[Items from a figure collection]

====

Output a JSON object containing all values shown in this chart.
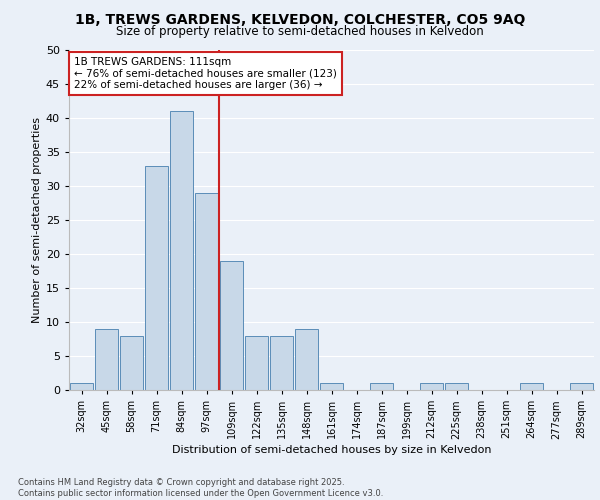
{
  "title_line1": "1B, TREWS GARDENS, KELVEDON, COLCHESTER, CO5 9AQ",
  "title_line2": "Size of property relative to semi-detached houses in Kelvedon",
  "xlabel": "Distribution of semi-detached houses by size in Kelvedon",
  "ylabel": "Number of semi-detached properties",
  "categories": [
    "32sqm",
    "45sqm",
    "58sqm",
    "71sqm",
    "84sqm",
    "97sqm",
    "109sqm",
    "122sqm",
    "135sqm",
    "148sqm",
    "161sqm",
    "174sqm",
    "187sqm",
    "199sqm",
    "212sqm",
    "225sqm",
    "238sqm",
    "251sqm",
    "264sqm",
    "277sqm",
    "289sqm"
  ],
  "values": [
    1,
    9,
    8,
    33,
    41,
    29,
    19,
    8,
    8,
    9,
    1,
    0,
    1,
    0,
    1,
    1,
    0,
    0,
    1,
    0,
    1
  ],
  "bar_color": "#c8d8e8",
  "bar_edge_color": "#5b8db8",
  "red_line_index": 6.0,
  "annotation_title": "1B TREWS GARDENS: 111sqm",
  "annotation_line2": "← 76% of semi-detached houses are smaller (123)",
  "annotation_line3": "22% of semi-detached houses are larger (36) →",
  "ylim": [
    0,
    50
  ],
  "yticks": [
    0,
    5,
    10,
    15,
    20,
    25,
    30,
    35,
    40,
    45,
    50
  ],
  "bg_color": "#eaf0f8",
  "plot_bg_color": "#eaf0f8",
  "footer_line1": "Contains HM Land Registry data © Crown copyright and database right 2025.",
  "footer_line2": "Contains public sector information licensed under the Open Government Licence v3.0.",
  "grid_color": "#ffffff",
  "box_color": "#cc2222",
  "box_facecolor": "#ffffff"
}
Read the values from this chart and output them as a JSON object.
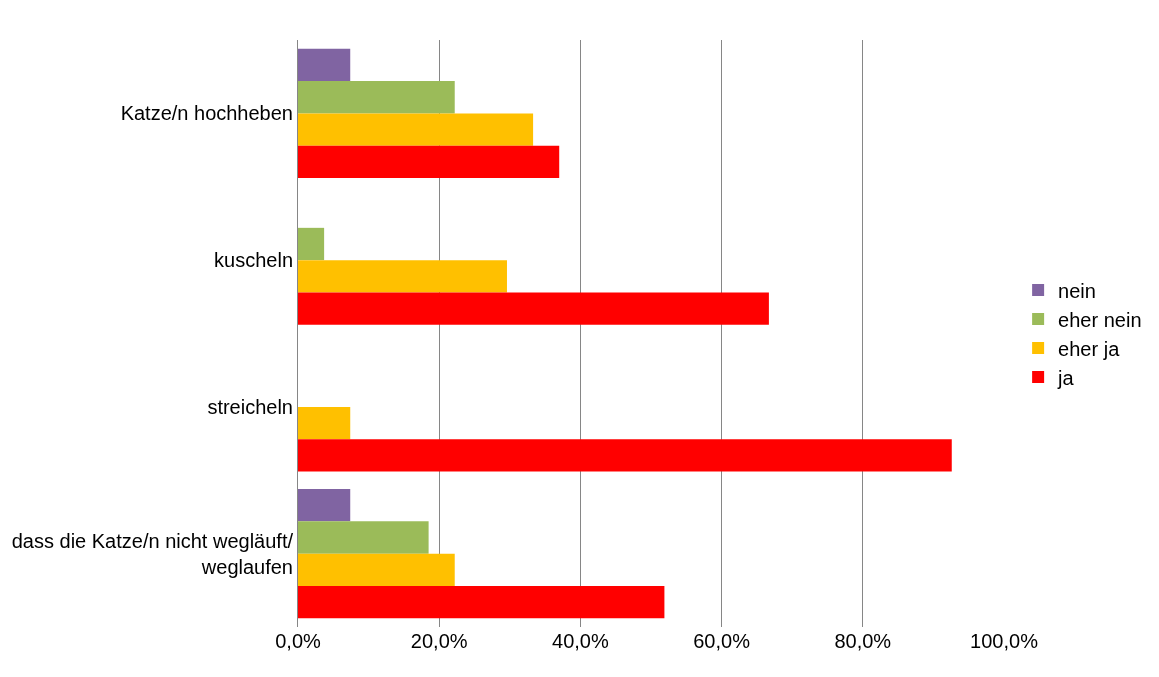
{
  "chart_data": {
    "type": "bar",
    "orientation": "horizontal",
    "categories": [
      "Katze/n hochheben",
      "kuscheln",
      "streicheln",
      "dass die Katze/n nicht wegläuft/ weglaufen"
    ],
    "series": [
      {
        "name": "nein",
        "color": "#8064a2",
        "values": [
          7.4,
          null,
          null,
          7.4
        ]
      },
      {
        "name": "eher nein",
        "color": "#9bbb59",
        "values": [
          22.2,
          3.7,
          null,
          18.5
        ]
      },
      {
        "name": "eher ja",
        "color": "#ffc000",
        "values": [
          33.3,
          29.6,
          7.4,
          22.2
        ]
      },
      {
        "name": "ja",
        "color": "#ff0000",
        "values": [
          37.0,
          66.7,
          92.6,
          51.9
        ]
      }
    ],
    "xlim": [
      0,
      100
    ],
    "xticks": [
      {
        "value": 0,
        "label": "0,0%"
      },
      {
        "value": 20,
        "label": "20,0%"
      },
      {
        "value": 40,
        "label": "40,0%"
      },
      {
        "value": 60,
        "label": "60,0%"
      },
      {
        "value": 80,
        "label": "80,0%"
      },
      {
        "value": 100,
        "label": "100,0%"
      }
    ],
    "grid": "x",
    "legend": "right"
  }
}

====

The problem
Without including any pictures, output all the entries above exactly.

Answer to the problem
Output a JSON object containing all values shown in this chart.
{
  "title_line1": "1B, TREWS GARDENS, KELVEDON, COLCHESTER, CO5 9AQ",
  "title_line2": "Size of property relative to semi-detached houses in Kelvedon",
  "xlabel": "Distribution of semi-detached houses by size in Kelvedon",
  "ylabel": "Number of semi-detached properties",
  "categories": [
    "32sqm",
    "45sqm",
    "58sqm",
    "71sqm",
    "84sqm",
    "97sqm",
    "109sqm",
    "122sqm",
    "135sqm",
    "148sqm",
    "161sqm",
    "174sqm",
    "187sqm",
    "199sqm",
    "212sqm",
    "225sqm",
    "238sqm",
    "251sqm",
    "264sqm",
    "277sqm",
    "289sqm"
  ],
  "values": [
    1,
    9,
    8,
    33,
    41,
    29,
    19,
    8,
    8,
    9,
    1,
    0,
    1,
    0,
    1,
    1,
    0,
    0,
    1,
    0,
    1
  ],
  "bar_color": "#c8d8e8",
  "bar_edge_color": "#5b8db8",
  "red_line_index": 6.0,
  "annotation_title": "1B TREWS GARDENS: 111sqm",
  "annotation_line2": "← 76% of semi-detached houses are smaller (123)",
  "annotation_line3": "22% of semi-detached houses are larger (36) →",
  "ylim": [
    0,
    50
  ],
  "yticks": [
    0,
    5,
    10,
    15,
    20,
    25,
    30,
    35,
    40,
    45,
    50
  ],
  "bg_color": "#eaf0f8",
  "plot_bg_color": "#eaf0f8",
  "footer_line1": "Contains HM Land Registry data © Crown copyright and database right 2025.",
  "footer_line2": "Contains public sector information licensed under the Open Government Licence v3.0.",
  "grid_color": "#ffffff",
  "box_color": "#cc2222",
  "box_facecolor": "#ffffff"
}
Read the values from this chart and output them as a JSON object.
{
  "chart_data": {
    "type": "bar",
    "orientation": "horizontal",
    "categories": [
      "Katze/n hochheben",
      "kuscheln",
      "streicheln",
      "dass die Katze/n nicht wegläuft/ weglaufen"
    ],
    "series": [
      {
        "name": "nein",
        "color": "#8064a2",
        "values": [
          7.4,
          null,
          null,
          7.4
        ]
      },
      {
        "name": "eher nein",
        "color": "#9bbb59",
        "values": [
          22.2,
          3.7,
          null,
          18.5
        ]
      },
      {
        "name": "eher ja",
        "color": "#ffc000",
        "values": [
          33.3,
          29.6,
          7.4,
          22.2
        ]
      },
      {
        "name": "ja",
        "color": "#ff0000",
        "values": [
          37.0,
          66.7,
          92.6,
          51.9
        ]
      }
    ],
    "xlim": [
      0,
      100
    ],
    "xticks": [
      {
        "value": 0,
        "label": "0,0%"
      },
      {
        "value": 20,
        "label": "20,0%"
      },
      {
        "value": 40,
        "label": "40,0%"
      },
      {
        "value": 60,
        "label": "60,0%"
      },
      {
        "value": 80,
        "label": "80,0%"
      },
      {
        "value": 100,
        "label": "100,0%"
      }
    ],
    "grid": "x",
    "legend": "right"
  }
}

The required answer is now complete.